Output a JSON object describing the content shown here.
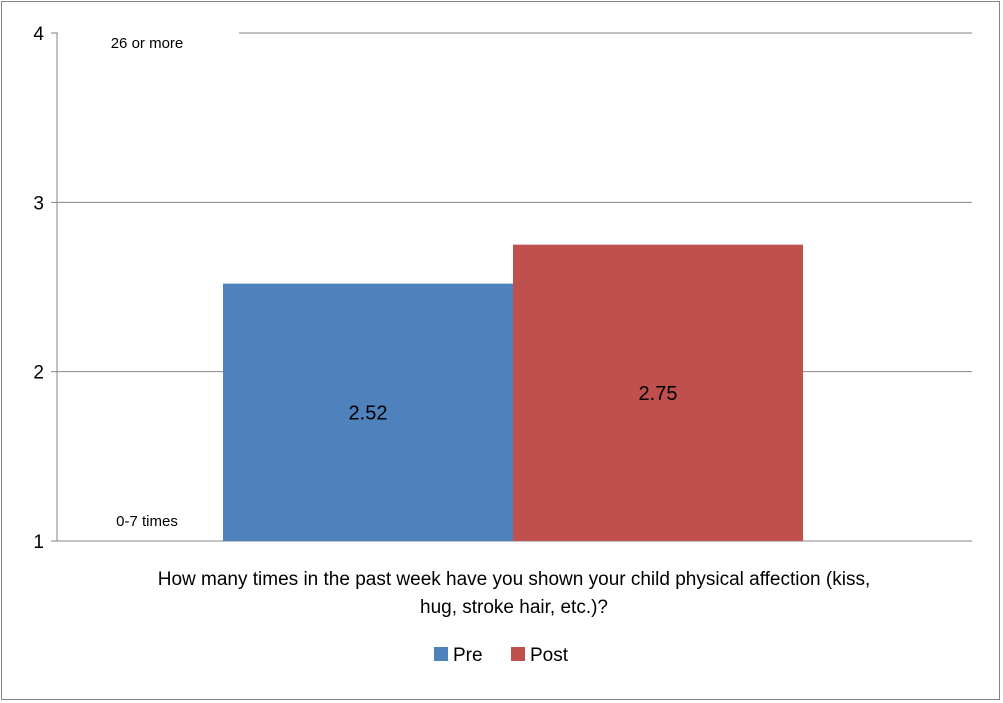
{
  "chart_data": {
    "type": "bar",
    "categories": [
      "How many times in the past week have you shown your child physical affection (kiss, hug, stroke hair, etc.)?"
    ],
    "category_lines": [
      "How many times in the past week have you shown your child physical affection (kiss,",
      "hug, stroke hair, etc.)?"
    ],
    "series": [
      {
        "name": "Pre",
        "values": [
          2.52
        ],
        "color": "#4f81bd"
      },
      {
        "name": "Post",
        "values": [
          2.75
        ],
        "color": "#c0504d"
      }
    ],
    "data_labels": [
      "2.52",
      "2.75"
    ],
    "ylim": [
      1,
      4
    ],
    "yticks": [
      1,
      2,
      3,
      4
    ],
    "grid": true,
    "legend_position": "bottom",
    "annotations": [
      {
        "text": "26 or more",
        "y": 4
      },
      {
        "text": "0-7 times",
        "y": 1
      }
    ],
    "title": "",
    "xlabel": "",
    "ylabel": ""
  }
}
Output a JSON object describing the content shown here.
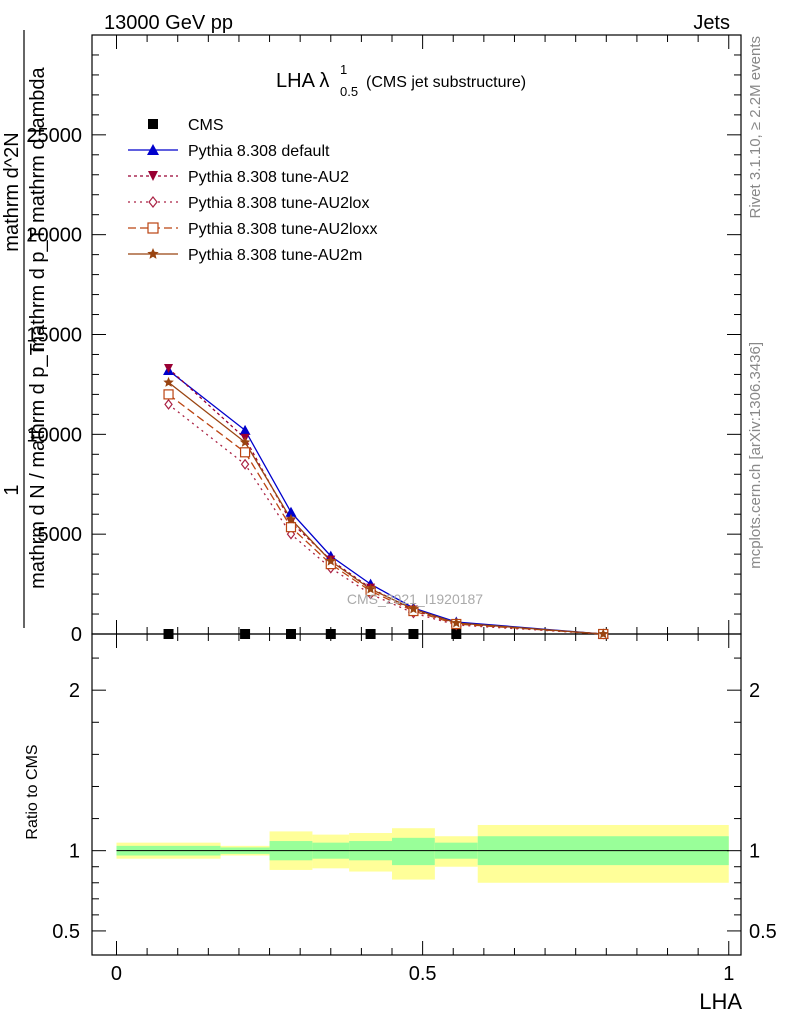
{
  "header": {
    "left": "13000 GeV pp",
    "right": "Jets"
  },
  "side": {
    "rivet": "Rivet 3.1.10, ≥ 2.2M events",
    "mcplots": "mcplots.cern.ch [arXiv:1306.3436]"
  },
  "chart_data": {
    "type": "line",
    "title_main": "LHA λ",
    "title_sup": "1",
    "title_sub": "0.5",
    "title_suffix": "(CMS jet substructure)",
    "watermark": "CMS_2021_I1920187",
    "xlabel": "LHA",
    "ylabel_top_num": "1",
    "ylabel_top_den": "mathrm d N / mathrm d p_T",
    "ylabel_main_num": "mathrm d^2N",
    "ylabel_main_den": "mathrm d p_T mathrm d lambda",
    "ylabel_ratio": "Ratio to CMS",
    "xlim": [
      -0.04,
      1.02
    ],
    "ylim": [
      0,
      30000
    ],
    "ratio_ylim": [
      0.35,
      2.35
    ],
    "x_ticks": [
      "0",
      "0.5",
      "1"
    ],
    "y_ticks": [
      "0",
      "5000",
      "10000",
      "15000",
      "20000",
      "25000"
    ],
    "ratio_ticks": [
      "0.5",
      "1",
      "2"
    ],
    "x": [
      0.085,
      0.21,
      0.285,
      0.35,
      0.415,
      0.485,
      0.555,
      0.795
    ],
    "series": [
      {
        "name": "CMS",
        "values": [
          0,
          0,
          0,
          0,
          0,
          0,
          0,
          0
        ],
        "color": "#000000",
        "marker": "square",
        "dash": ""
      },
      {
        "name": "Pythia 8.308 default",
        "values": [
          13200,
          10200,
          6100,
          3900,
          2500,
          1300,
          600,
          0
        ],
        "color": "#0000cc",
        "marker": "triangle-up",
        "dash": ""
      },
      {
        "name": "Pythia 8.308 tune-AU2",
        "values": [
          13300,
          9800,
          5600,
          3700,
          2300,
          1200,
          520,
          0
        ],
        "color": "#990033",
        "marker": "triangle-down",
        "dash": "3,3"
      },
      {
        "name": "Pythia 8.308 tune-AU2lox",
        "values": [
          11500,
          8500,
          5000,
          3300,
          2000,
          1050,
          450,
          0
        ],
        "color": "#aa2244",
        "marker": "diamond",
        "dash": "2,4"
      },
      {
        "name": "Pythia 8.308 tune-AU2loxx",
        "values": [
          12000,
          9100,
          5350,
          3500,
          2150,
          1150,
          500,
          0
        ],
        "color": "#bb4411",
        "marker": "square-open",
        "dash": "8,4"
      },
      {
        "name": "Pythia 8.308 tune-AU2m",
        "values": [
          12600,
          9600,
          5750,
          3650,
          2250,
          1250,
          550,
          0
        ],
        "color": "#994411",
        "marker": "star",
        "dash": ""
      }
    ],
    "ratio_bands": [
      {
        "x0": 0.0,
        "x1": 0.17,
        "green": [
          0.97,
          1.03
        ],
        "yellow": [
          0.95,
          1.05
        ]
      },
      {
        "x0": 0.17,
        "x1": 0.25,
        "green": [
          0.98,
          1.02
        ],
        "yellow": [
          0.97,
          1.03
        ]
      },
      {
        "x0": 0.25,
        "x1": 0.32,
        "green": [
          0.94,
          1.06
        ],
        "yellow": [
          0.88,
          1.12
        ]
      },
      {
        "x0": 0.32,
        "x1": 0.38,
        "green": [
          0.95,
          1.05
        ],
        "yellow": [
          0.89,
          1.1
        ]
      },
      {
        "x0": 0.38,
        "x1": 0.45,
        "green": [
          0.94,
          1.06
        ],
        "yellow": [
          0.87,
          1.11
        ]
      },
      {
        "x0": 0.45,
        "x1": 0.52,
        "green": [
          0.91,
          1.08
        ],
        "yellow": [
          0.82,
          1.14
        ]
      },
      {
        "x0": 0.52,
        "x1": 0.59,
        "green": [
          0.95,
          1.05
        ],
        "yellow": [
          0.9,
          1.09
        ]
      },
      {
        "x0": 0.59,
        "x1": 1.0,
        "green": [
          0.91,
          1.09
        ],
        "yellow": [
          0.8,
          1.16
        ]
      }
    ],
    "band_colors": {
      "green": "#99ff99",
      "yellow": "#ffff99"
    }
  }
}
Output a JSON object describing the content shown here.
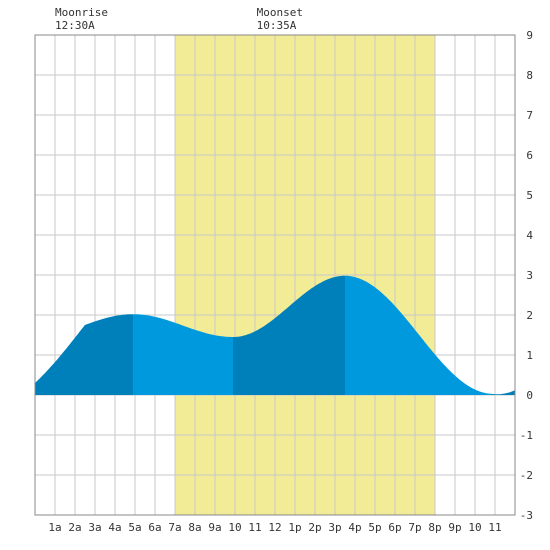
{
  "chart_data": {
    "type": "area",
    "title": "",
    "xlabel": "",
    "ylabel": "",
    "xlim": [
      0,
      24
    ],
    "ylim": [
      -3,
      9
    ],
    "grid": true,
    "x_ticks": [
      {
        "x": 1,
        "label": "1a"
      },
      {
        "x": 2,
        "label": "2a"
      },
      {
        "x": 3,
        "label": "3a"
      },
      {
        "x": 4,
        "label": "4a"
      },
      {
        "x": 5,
        "label": "5a"
      },
      {
        "x": 6,
        "label": "6a"
      },
      {
        "x": 7,
        "label": "7a"
      },
      {
        "x": 8,
        "label": "8a"
      },
      {
        "x": 9,
        "label": "9a"
      },
      {
        "x": 10,
        "label": "10"
      },
      {
        "x": 11,
        "label": "11"
      },
      {
        "x": 12,
        "label": "12"
      },
      {
        "x": 13,
        "label": "1p"
      },
      {
        "x": 14,
        "label": "2p"
      },
      {
        "x": 15,
        "label": "3p"
      },
      {
        "x": 16,
        "label": "4p"
      },
      {
        "x": 17,
        "label": "5p"
      },
      {
        "x": 18,
        "label": "6p"
      },
      {
        "x": 19,
        "label": "7p"
      },
      {
        "x": 20,
        "label": "8p"
      },
      {
        "x": 21,
        "label": "9p"
      },
      {
        "x": 22,
        "label": "10"
      },
      {
        "x": 23,
        "label": "11"
      }
    ],
    "y_ticks": [
      9,
      8,
      7,
      6,
      5,
      4,
      3,
      2,
      1,
      0,
      -1,
      -2,
      -3
    ],
    "daylight": {
      "start": 7,
      "end": 20
    },
    "annotations": [
      {
        "label": "Moonrise",
        "time": "12:30A",
        "x": 0.5
      },
      {
        "label": "Moonset",
        "time": "10:35A",
        "x": 10.58
      }
    ],
    "extremes": [
      {
        "kind": "high",
        "x": 4.9,
        "y": 2.02
      },
      {
        "kind": "low",
        "x": 9.9,
        "y": 1.45
      },
      {
        "kind": "high",
        "x": 15.5,
        "y": 2.98
      },
      {
        "kind": "low",
        "x": 22.9,
        "y": 0.03
      }
    ],
    "series": [
      {
        "x": [
          0,
          24
        ],
        "y_start": 0.3,
        "y_end": 0.12
      }
    ],
    "colors": {
      "daylight": "#f2ec96",
      "tide_light": "#0099dd",
      "tide_dark": "#0080bb",
      "grid": "#c8c8c8"
    }
  }
}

========================================

- Given problem -
In your copy, leave out the pictures and reproduce the material above exactly.

- Result of the task -
Output a JSON object describing the content shown here.
{
  "chart_data": {
    "type": "bar",
    "categories": [
      "How many times in the past week have you shown your child physical affection (kiss, hug, stroke hair, etc.)?"
    ],
    "category_lines": [
      "How many times in the past week have you shown your child physical affection (kiss,",
      "hug, stroke hair, etc.)?"
    ],
    "series": [
      {
        "name": "Pre",
        "values": [
          2.52
        ],
        "color": "#4f81bd"
      },
      {
        "name": "Post",
        "values": [
          2.75
        ],
        "color": "#c0504d"
      }
    ],
    "data_labels": [
      "2.52",
      "2.75"
    ],
    "ylim": [
      1,
      4
    ],
    "yticks": [
      1,
      2,
      3,
      4
    ],
    "grid": true,
    "legend_position": "bottom",
    "annotations": [
      {
        "text": "26 or more",
        "y": 4
      },
      {
        "text": "0-7 times",
        "y": 1
      }
    ],
    "title": "",
    "xlabel": "",
    "ylabel": ""
  }
}
Output a JSON object describing the content shown here.
{
  "header": {
    "left": "13000 GeV pp",
    "right": "Jets"
  },
  "side": {
    "rivet": "Rivet 3.1.10, ≥ 2.2M events",
    "mcplots": "mcplots.cern.ch [arXiv:1306.3436]"
  },
  "chart_data": {
    "type": "line",
    "title_main": "LHA λ",
    "title_sup": "1",
    "title_sub": "0.5",
    "title_suffix": "(CMS jet substructure)",
    "watermark": "CMS_2021_I1920187",
    "xlabel": "LHA",
    "ylabel_top_num": "1",
    "ylabel_top_den": "mathrm d N / mathrm d p_T",
    "ylabel_main_num": "mathrm d^2N",
    "ylabel_main_den": "mathrm d p_T mathrm d lambda",
    "ylabel_ratio": "Ratio to CMS",
    "xlim": [
      -0.04,
      1.02
    ],
    "ylim": [
      0,
      30000
    ],
    "ratio_ylim": [
      0.35,
      2.35
    ],
    "x_ticks": [
      "0",
      "0.5",
      "1"
    ],
    "y_ticks": [
      "0",
      "5000",
      "10000",
      "15000",
      "20000",
      "25000"
    ],
    "ratio_ticks": [
      "0.5",
      "1",
      "2"
    ],
    "x": [
      0.085,
      0.21,
      0.285,
      0.35,
      0.415,
      0.485,
      0.555,
      0.795
    ],
    "series": [
      {
        "name": "CMS",
        "values": [
          0,
          0,
          0,
          0,
          0,
          0,
          0,
          0
        ],
        "color": "#000000",
        "marker": "square",
        "dash": ""
      },
      {
        "name": "Pythia 8.308 default",
        "values": [
          13200,
          10200,
          6100,
          3900,
          2500,
          1300,
          600,
          0
        ],
        "color": "#0000cc",
        "marker": "triangle-up",
        "dash": ""
      },
      {
        "name": "Pythia 8.308 tune-AU2",
        "values": [
          13300,
          9800,
          5600,
          3700,
          2300,
          1200,
          520,
          0
        ],
        "color": "#990033",
        "marker": "triangle-down",
        "dash": "3,3"
      },
      {
        "name": "Pythia 8.308 tune-AU2lox",
        "values": [
          11500,
          8500,
          5000,
          3300,
          2000,
          1050,
          450,
          0
        ],
        "color": "#aa2244",
        "marker": "diamond",
        "dash": "2,4"
      },
      {
        "name": "Pythia 8.308 tune-AU2loxx",
        "values": [
          12000,
          9100,
          5350,
          3500,
          2150,
          1150,
          500,
          0
        ],
        "color": "#bb4411",
        "marker": "square-open",
        "dash": "8,4"
      },
      {
        "name": "Pythia 8.308 tune-AU2m",
        "values": [
          12600,
          9600,
          5750,
          3650,
          2250,
          1250,
          550,
          0
        ],
        "color": "#994411",
        "marker": "star",
        "dash": ""
      }
    ],
    "ratio_bands": [
      {
        "x0": 0.0,
        "x1": 0.17,
        "green": [
          0.97,
          1.03
        ],
        "yellow": [
          0.95,
          1.05
        ]
      },
      {
        "x0": 0.17,
        "x1": 0.25,
        "green": [
          0.98,
          1.02
        ],
        "yellow": [
          0.97,
          1.03
        ]
      },
      {
        "x0": 0.25,
        "x1": 0.32,
        "green": [
          0.94,
          1.06
        ],
        "yellow": [
          0.88,
          1.12
        ]
      },
      {
        "x0": 0.32,
        "x1": 0.38,
        "green": [
          0.95,
          1.05
        ],
        "yellow": [
          0.89,
          1.1
        ]
      },
      {
        "x0": 0.38,
        "x1": 0.45,
        "green": [
          0.94,
          1.06
        ],
        "yellow": [
          0.87,
          1.11
        ]
      },
      {
        "x0": 0.45,
        "x1": 0.52,
        "green": [
          0.91,
          1.08
        ],
        "yellow": [
          0.82,
          1.14
        ]
      },
      {
        "x0": 0.52,
        "x1": 0.59,
        "green": [
          0.95,
          1.05
        ],
        "yellow": [
          0.9,
          1.09
        ]
      },
      {
        "x0": 0.59,
        "x1": 1.0,
        "green": [
          0.91,
          1.09
        ],
        "yellow": [
          0.8,
          1.16
        ]
      }
    ],
    "band_colors": {
      "green": "#99ff99",
      "yellow": "#ffff99"
    }
  }
}
Output a JSON object describing the content shown here.
{
  "chart_data": {
    "type": "area",
    "title": "",
    "xlabel": "",
    "ylabel": "",
    "xlim": [
      0,
      24
    ],
    "ylim": [
      -3,
      9
    ],
    "grid": true,
    "x_ticks": [
      {
        "x": 1,
        "label": "1a"
      },
      {
        "x": 2,
        "label": "2a"
      },
      {
        "x": 3,
        "label": "3a"
      },
      {
        "x": 4,
        "label": "4a"
      },
      {
        "x": 5,
        "label": "5a"
      },
      {
        "x": 6,
        "label": "6a"
      },
      {
        "x": 7,
        "label": "7a"
      },
      {
        "x": 8,
        "label": "8a"
      },
      {
        "x": 9,
        "label": "9a"
      },
      {
        "x": 10,
        "label": "10"
      },
      {
        "x": 11,
        "label": "11"
      },
      {
        "x": 12,
        "label": "12"
      },
      {
        "x": 13,
        "label": "1p"
      },
      {
        "x": 14,
        "label": "2p"
      },
      {
        "x": 15,
        "label": "3p"
      },
      {
        "x": 16,
        "label": "4p"
      },
      {
        "x": 17,
        "label": "5p"
      },
      {
        "x": 18,
        "label": "6p"
      },
      {
        "x": 19,
        "label": "7p"
      },
      {
        "x": 20,
        "label": "8p"
      },
      {
        "x": 21,
        "label": "9p"
      },
      {
        "x": 22,
        "label": "10"
      },
      {
        "x": 23,
        "label": "11"
      }
    ],
    "y_ticks": [
      9,
      8,
      7,
      6,
      5,
      4,
      3,
      2,
      1,
      0,
      -1,
      -2,
      -3
    ],
    "daylight": {
      "start": 7,
      "end": 20
    },
    "annotations": [
      {
        "label": "Moonrise",
        "time": "12:30A",
        "x": 0.5
      },
      {
        "label": "Moonset",
        "time": "10:35A",
        "x": 10.58
      }
    ],
    "extremes": [
      {
        "kind": "high",
        "x": 4.9,
        "y": 2.02
      },
      {
        "kind": "low",
        "x": 9.9,
        "y": 1.45
      },
      {
        "kind": "high",
        "x": 15.5,
        "y": 2.98
      },
      {
        "kind": "low",
        "x": 22.9,
        "y": 0.03
      }
    ],
    "series": [
      {
        "x": [
          0,
          24
        ],
        "y_start": 0.3,
        "y_end": 0.12
      }
    ],
    "colors": {
      "daylight": "#f2ec96",
      "tide_light": "#0099dd",
      "tide_dark": "#0080bb",
      "grid": "#c8c8c8"
    }
  }
}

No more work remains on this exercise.